JOB:
Extract every line that includes the string "chirality".

─── MATERIALS PROVIDED

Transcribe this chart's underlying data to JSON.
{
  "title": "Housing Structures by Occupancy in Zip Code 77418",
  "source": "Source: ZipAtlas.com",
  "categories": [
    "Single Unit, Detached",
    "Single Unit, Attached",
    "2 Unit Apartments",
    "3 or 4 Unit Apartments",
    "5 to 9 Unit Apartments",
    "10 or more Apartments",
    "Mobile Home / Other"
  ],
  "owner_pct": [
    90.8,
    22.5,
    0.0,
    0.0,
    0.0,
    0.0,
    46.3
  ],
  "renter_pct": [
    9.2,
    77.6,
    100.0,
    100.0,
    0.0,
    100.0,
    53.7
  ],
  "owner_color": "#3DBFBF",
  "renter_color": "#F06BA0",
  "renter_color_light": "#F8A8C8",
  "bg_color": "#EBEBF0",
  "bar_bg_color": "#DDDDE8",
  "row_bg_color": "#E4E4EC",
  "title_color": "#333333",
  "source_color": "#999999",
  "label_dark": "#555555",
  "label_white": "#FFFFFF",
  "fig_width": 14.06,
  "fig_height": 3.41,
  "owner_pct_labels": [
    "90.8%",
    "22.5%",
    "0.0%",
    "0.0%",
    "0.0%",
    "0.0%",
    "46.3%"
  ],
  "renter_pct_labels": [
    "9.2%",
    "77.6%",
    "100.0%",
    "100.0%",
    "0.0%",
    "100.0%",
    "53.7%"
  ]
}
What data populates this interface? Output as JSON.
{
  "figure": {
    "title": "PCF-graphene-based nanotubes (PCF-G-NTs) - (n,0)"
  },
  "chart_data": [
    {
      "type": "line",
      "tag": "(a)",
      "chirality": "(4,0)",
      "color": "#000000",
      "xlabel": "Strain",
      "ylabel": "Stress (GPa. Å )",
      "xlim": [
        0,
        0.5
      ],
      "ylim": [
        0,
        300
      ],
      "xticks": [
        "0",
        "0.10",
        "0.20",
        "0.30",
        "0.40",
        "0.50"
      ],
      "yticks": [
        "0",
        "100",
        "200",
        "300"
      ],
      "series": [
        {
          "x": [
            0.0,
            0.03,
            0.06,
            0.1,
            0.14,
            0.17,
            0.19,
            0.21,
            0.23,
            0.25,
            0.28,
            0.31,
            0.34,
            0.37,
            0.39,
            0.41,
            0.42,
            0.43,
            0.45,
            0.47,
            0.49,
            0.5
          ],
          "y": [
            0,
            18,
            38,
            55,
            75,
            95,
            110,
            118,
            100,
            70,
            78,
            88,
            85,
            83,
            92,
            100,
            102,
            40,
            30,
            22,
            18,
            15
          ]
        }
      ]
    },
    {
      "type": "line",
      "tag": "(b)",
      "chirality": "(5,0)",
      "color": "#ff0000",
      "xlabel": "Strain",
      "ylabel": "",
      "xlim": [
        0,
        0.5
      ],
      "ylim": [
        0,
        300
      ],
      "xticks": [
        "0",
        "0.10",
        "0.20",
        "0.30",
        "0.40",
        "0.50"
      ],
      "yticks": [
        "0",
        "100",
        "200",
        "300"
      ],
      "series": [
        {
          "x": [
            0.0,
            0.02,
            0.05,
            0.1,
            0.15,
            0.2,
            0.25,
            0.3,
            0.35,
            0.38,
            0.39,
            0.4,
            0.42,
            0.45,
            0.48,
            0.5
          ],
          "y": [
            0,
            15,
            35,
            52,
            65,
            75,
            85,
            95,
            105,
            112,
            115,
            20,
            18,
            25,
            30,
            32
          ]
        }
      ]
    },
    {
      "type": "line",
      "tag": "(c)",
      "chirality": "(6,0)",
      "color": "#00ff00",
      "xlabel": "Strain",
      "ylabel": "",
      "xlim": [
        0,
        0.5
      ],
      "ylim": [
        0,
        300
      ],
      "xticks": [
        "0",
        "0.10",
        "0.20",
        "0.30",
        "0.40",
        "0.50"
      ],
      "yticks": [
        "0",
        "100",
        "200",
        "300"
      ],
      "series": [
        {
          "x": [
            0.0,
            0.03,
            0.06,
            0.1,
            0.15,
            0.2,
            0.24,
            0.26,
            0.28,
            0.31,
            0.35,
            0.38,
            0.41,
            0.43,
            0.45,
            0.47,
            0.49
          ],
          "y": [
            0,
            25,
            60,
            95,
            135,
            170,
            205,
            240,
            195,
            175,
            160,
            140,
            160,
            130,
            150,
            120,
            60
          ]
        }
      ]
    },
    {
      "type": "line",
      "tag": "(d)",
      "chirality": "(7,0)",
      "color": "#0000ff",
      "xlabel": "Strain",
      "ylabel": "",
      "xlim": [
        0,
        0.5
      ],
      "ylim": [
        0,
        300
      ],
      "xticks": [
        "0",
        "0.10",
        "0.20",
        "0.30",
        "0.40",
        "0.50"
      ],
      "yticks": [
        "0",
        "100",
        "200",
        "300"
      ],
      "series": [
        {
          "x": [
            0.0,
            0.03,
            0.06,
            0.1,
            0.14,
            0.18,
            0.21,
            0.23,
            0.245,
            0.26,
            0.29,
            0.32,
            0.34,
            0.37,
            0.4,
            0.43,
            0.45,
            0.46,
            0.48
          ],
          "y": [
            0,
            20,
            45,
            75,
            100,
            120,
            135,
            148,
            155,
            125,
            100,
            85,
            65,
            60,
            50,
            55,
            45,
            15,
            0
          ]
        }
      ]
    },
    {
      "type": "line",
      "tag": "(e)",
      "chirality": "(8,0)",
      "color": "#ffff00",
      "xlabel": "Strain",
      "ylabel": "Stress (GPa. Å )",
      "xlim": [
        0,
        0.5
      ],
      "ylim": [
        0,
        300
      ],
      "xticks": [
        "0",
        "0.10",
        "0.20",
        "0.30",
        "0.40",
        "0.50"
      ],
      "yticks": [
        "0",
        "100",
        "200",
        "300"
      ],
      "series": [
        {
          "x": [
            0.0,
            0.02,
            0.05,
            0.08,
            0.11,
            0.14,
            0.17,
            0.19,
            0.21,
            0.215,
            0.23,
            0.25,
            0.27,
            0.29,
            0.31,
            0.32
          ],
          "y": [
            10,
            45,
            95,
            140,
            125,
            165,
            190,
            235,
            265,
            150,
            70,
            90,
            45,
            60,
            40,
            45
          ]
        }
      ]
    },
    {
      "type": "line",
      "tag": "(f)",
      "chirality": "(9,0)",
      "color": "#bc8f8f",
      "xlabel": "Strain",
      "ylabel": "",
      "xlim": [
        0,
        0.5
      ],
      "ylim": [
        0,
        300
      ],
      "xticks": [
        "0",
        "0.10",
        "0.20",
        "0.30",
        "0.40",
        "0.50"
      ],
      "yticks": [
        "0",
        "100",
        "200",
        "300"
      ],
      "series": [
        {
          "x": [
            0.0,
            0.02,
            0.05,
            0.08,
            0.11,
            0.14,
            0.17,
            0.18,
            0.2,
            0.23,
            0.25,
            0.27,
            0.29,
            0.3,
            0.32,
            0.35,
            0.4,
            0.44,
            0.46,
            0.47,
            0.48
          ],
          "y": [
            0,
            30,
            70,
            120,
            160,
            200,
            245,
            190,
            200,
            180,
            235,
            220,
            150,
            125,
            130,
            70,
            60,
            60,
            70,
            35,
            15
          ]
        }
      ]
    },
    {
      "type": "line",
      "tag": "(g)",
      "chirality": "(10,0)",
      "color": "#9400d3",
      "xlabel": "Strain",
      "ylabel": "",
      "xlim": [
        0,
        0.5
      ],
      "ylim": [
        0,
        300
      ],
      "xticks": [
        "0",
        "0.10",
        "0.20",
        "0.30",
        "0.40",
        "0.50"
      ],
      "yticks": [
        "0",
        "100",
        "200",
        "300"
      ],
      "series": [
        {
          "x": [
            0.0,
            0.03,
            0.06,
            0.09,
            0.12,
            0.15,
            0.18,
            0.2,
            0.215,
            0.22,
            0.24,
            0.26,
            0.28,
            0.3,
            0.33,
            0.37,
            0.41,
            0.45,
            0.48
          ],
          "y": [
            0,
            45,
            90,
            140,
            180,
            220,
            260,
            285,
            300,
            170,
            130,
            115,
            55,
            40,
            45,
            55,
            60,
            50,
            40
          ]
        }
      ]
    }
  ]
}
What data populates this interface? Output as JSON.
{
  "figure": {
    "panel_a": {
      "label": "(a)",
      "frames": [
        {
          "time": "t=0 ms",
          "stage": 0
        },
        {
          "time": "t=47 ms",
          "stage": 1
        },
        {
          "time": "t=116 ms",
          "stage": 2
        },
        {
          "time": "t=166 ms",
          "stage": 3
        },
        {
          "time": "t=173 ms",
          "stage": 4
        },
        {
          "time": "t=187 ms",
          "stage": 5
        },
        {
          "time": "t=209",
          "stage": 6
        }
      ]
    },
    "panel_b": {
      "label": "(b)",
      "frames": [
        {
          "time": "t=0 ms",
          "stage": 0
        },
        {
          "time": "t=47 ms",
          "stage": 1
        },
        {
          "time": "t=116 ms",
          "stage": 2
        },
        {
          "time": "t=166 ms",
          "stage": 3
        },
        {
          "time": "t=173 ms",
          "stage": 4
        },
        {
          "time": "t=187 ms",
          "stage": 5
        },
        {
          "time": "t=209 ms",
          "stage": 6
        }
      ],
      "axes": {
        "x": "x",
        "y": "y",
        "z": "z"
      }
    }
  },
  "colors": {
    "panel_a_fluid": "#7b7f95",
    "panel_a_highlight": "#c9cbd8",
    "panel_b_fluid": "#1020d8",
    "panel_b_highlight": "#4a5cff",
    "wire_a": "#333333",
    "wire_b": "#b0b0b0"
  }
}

──────

RESPONSE TO THE TASK:
      "chirality": "(4,0)",
      "chirality": "(5,0)",
      "chirality": "(6,0)",
      "chirality": "(7,0)",
      "chirality": "(8,0)",
      "chirality": "(9,0)",
      "chirality": "(10,0)",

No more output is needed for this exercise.